### Objective
Go through the data below and gather each line containing "трансляции".

### Given information
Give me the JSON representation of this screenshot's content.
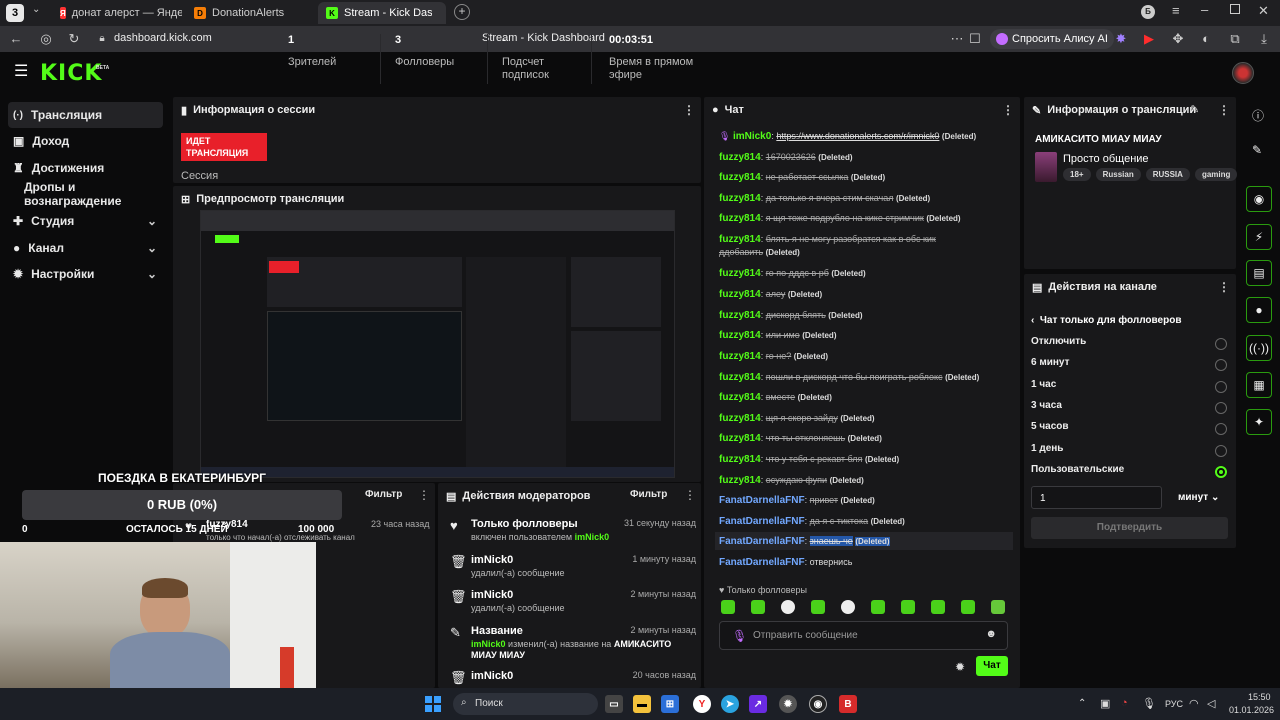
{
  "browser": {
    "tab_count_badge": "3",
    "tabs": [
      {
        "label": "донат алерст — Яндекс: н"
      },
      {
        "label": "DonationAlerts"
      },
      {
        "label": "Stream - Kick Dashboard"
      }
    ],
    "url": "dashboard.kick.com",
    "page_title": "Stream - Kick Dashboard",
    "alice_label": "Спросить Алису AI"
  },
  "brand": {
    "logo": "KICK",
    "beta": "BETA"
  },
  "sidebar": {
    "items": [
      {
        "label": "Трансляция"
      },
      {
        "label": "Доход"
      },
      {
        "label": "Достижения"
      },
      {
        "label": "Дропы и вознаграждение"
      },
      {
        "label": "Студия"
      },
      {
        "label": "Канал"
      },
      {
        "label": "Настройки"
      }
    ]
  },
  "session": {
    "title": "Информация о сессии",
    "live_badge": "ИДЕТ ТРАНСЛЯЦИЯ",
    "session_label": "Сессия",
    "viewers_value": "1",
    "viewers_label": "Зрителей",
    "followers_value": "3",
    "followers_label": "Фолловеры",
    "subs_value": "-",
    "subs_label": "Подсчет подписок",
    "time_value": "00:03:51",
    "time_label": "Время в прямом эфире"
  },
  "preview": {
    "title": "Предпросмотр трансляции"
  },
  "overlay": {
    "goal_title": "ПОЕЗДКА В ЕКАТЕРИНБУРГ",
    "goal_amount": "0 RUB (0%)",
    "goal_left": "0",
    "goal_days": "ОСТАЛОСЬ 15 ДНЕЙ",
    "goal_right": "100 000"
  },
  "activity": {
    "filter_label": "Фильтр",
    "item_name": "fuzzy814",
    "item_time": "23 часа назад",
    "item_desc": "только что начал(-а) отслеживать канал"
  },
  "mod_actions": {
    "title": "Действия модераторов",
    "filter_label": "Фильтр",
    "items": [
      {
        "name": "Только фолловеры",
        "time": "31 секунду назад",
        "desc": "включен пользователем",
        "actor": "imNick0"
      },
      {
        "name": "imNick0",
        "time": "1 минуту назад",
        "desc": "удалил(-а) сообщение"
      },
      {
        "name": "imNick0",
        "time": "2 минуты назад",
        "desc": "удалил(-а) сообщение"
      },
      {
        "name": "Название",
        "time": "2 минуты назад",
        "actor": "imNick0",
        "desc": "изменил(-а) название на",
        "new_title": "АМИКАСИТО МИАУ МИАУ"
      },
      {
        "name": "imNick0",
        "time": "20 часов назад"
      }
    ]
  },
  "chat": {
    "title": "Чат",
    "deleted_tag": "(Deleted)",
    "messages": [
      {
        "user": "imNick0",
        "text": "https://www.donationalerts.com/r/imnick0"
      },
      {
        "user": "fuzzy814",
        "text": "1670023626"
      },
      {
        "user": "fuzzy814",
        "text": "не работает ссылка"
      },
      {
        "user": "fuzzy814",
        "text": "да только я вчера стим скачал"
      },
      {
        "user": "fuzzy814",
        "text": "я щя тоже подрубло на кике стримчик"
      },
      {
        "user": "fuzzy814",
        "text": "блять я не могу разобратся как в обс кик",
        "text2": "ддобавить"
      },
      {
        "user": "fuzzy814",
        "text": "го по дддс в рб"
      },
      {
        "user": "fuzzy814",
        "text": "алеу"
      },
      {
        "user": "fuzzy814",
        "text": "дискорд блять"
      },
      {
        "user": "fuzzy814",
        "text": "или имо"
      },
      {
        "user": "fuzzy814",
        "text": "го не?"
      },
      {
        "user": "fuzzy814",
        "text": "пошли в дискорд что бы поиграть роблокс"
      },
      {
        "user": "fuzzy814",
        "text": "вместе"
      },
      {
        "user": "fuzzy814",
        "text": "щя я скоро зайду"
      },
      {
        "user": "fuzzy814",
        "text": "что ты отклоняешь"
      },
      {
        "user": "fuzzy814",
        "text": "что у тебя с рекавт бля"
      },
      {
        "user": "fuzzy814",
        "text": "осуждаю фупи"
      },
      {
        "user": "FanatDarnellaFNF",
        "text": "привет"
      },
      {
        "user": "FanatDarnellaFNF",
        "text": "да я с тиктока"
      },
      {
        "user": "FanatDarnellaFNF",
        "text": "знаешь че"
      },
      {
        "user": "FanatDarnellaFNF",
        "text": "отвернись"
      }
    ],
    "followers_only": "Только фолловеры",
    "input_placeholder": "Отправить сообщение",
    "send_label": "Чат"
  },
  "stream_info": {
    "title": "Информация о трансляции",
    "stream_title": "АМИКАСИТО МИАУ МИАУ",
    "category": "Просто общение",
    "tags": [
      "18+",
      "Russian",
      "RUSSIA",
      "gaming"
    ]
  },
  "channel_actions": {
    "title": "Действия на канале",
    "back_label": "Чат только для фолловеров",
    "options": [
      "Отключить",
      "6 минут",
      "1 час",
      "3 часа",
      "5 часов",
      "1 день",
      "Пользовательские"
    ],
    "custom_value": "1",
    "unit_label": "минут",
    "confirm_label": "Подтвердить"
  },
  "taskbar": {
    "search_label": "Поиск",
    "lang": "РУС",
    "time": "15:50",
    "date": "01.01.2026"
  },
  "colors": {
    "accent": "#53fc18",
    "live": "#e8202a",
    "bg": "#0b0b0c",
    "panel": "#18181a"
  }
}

### Output of the exercise
    "title": "Предпросмотр трансляции"
    "title": "Информация о трансляции",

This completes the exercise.